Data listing
-.-.-

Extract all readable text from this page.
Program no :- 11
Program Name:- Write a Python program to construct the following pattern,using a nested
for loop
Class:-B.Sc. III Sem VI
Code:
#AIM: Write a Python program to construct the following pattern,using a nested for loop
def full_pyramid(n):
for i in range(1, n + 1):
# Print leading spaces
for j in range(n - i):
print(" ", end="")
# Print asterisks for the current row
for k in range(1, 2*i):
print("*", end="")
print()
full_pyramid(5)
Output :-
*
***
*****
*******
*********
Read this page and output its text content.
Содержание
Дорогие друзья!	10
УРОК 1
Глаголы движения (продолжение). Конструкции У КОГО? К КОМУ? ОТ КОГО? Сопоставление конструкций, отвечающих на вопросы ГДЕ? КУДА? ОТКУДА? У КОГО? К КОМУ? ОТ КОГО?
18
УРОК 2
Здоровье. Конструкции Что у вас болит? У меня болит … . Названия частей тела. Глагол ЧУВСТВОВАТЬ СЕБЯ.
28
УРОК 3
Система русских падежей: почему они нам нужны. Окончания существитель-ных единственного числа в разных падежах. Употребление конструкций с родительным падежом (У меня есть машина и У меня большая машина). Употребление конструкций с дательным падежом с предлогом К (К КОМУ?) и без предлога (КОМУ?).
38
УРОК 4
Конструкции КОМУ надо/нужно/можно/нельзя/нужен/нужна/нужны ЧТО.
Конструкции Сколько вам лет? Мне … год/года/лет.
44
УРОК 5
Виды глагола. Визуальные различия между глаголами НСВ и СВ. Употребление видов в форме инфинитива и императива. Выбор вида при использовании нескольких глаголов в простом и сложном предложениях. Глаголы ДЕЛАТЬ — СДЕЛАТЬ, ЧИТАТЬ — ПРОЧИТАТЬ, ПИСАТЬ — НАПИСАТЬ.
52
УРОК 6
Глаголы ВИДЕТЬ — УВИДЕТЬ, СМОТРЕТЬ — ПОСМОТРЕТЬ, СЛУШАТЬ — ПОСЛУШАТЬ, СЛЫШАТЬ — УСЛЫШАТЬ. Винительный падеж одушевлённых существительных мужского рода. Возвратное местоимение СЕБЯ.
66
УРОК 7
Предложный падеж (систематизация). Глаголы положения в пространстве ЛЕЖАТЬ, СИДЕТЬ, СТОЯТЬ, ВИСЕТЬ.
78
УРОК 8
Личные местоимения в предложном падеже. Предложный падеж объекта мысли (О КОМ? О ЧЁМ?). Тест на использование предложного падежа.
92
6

-.-.-

= What needs to be done =
Show each line of the data that contains the string "pattern".

= Correct output =
Program Name:- Write a Python program to construct the following pattern,using a nested
#AIM: Write a Python program to construct the following pattern,using a nested for loop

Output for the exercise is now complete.